***** RECORD SET

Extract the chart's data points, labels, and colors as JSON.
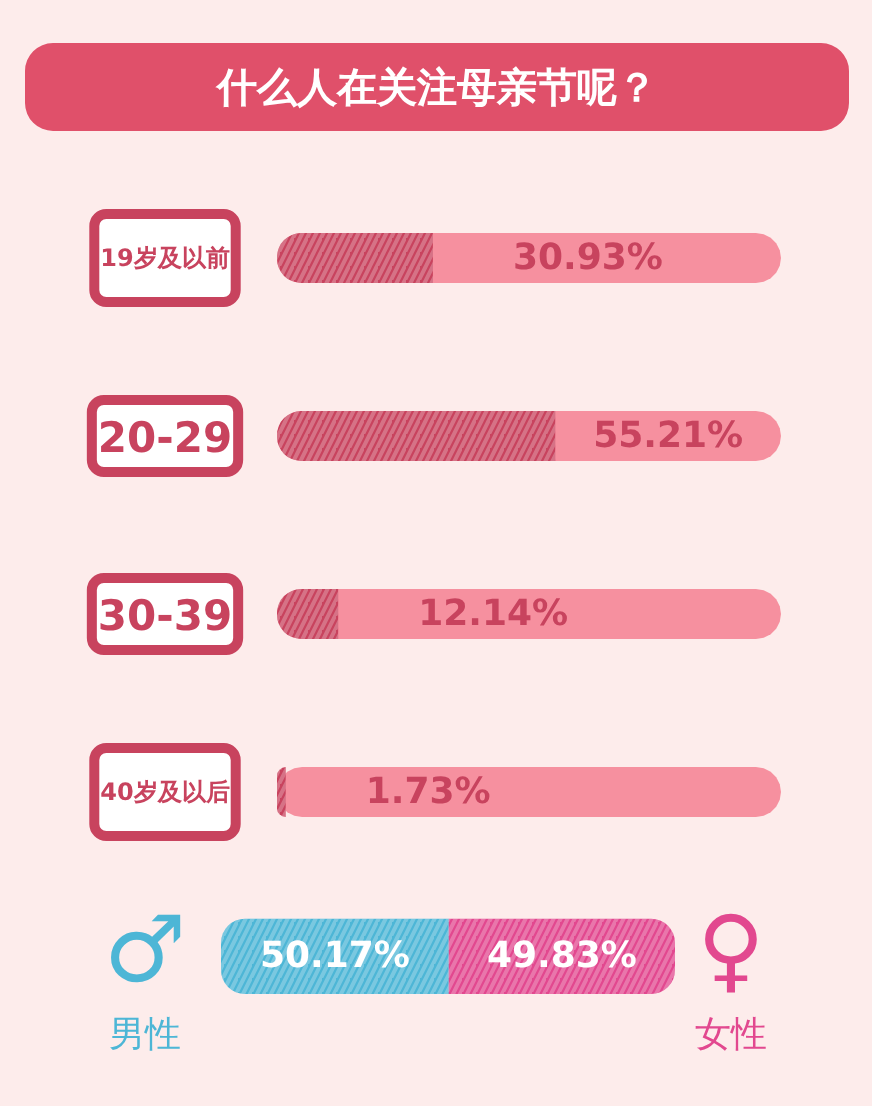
{
  "chart_data": [
    {
      "type": "bar",
      "title": "什么人在关注母亲节呢？",
      "orientation": "horizontal",
      "categories": [
        "19岁及以前",
        "20-29",
        "30-39",
        "40岁及以后"
      ],
      "values": [
        30.93,
        55.21,
        12.14,
        1.73
      ],
      "value_labels": [
        "30.93%",
        "55.21%",
        "12.14%",
        "1.73%"
      ],
      "color": "#c8435e",
      "xlim": [
        0,
        100
      ],
      "bands": [
        {
          "axis": "x",
          "from": 0,
          "to": 100,
          "color": "#f6909f"
        },
        {
          "axis": "x",
          "from": 0,
          "to": 100,
          "color": "#f6909f"
        },
        {
          "axis": "x",
          "from": 0,
          "to": 100,
          "color": "#f6909f"
        },
        {
          "axis": "x",
          "from": 0,
          "to": 100,
          "color": "#f6909f"
        }
      ],
      "tick_labels": "y"
    },
    {
      "type": "bar",
      "orientation": "horizontal",
      "stacked": true,
      "categories": [
        null
      ],
      "series": [
        {
          "name": "男性",
          "color": "#4db6d6",
          "values": [
            50.17
          ],
          "value_labels": [
            "50.17%"
          ]
        },
        {
          "name": "女性",
          "color": "#e2488f",
          "values": [
            49.83
          ],
          "value_labels": [
            "49.83%"
          ]
        }
      ],
      "tick_labels": false,
      "annotations": [
        "♂",
        "♀"
      ]
    }
  ]
}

**********

PROBLEM DESCRIPTION:
Give all the entries again exactly, dropping each picture.

TASK OUTPUT:
Extract the chart's data points, labels, and colors as JSON.
{
  "chart_data": [
    {
      "type": "bar",
      "title": "什么人在关注母亲节呢？",
      "orientation": "horizontal",
      "categories": [
        "19岁及以前",
        "20-29",
        "30-39",
        "40岁及以后"
      ],
      "values": [
        30.93,
        55.21,
        12.14,
        1.73
      ],
      "value_labels": [
        "30.93%",
        "55.21%",
        "12.14%",
        "1.73%"
      ],
      "color": "#c8435e",
      "xlim": [
        0,
        100
      ],
      "bands": [
        {
          "axis": "x",
          "from": 0,
          "to": 100,
          "color": "#f6909f"
        },
        {
          "axis": "x",
          "from": 0,
          "to": 100,
          "color": "#f6909f"
        },
        {
          "axis": "x",
          "from": 0,
          "to": 100,
          "color": "#f6909f"
        },
        {
          "axis": "x",
          "from": 0,
          "to": 100,
          "color": "#f6909f"
        }
      ],
      "tick_labels": "y"
    },
    {
      "type": "bar",
      "orientation": "horizontal",
      "stacked": true,
      "categories": [
        null
      ],
      "series": [
        {
          "name": "男性",
          "color": "#4db6d6",
          "values": [
            50.17
          ],
          "value_labels": [
            "50.17%"
          ]
        },
        {
          "name": "女性",
          "color": "#e2488f",
          "values": [
            49.83
          ],
          "value_labels": [
            "49.83%"
          ]
        }
      ],
      "tick_labels": false,
      "annotations": [
        "♂",
        "♀"
      ]
    }
  ]
}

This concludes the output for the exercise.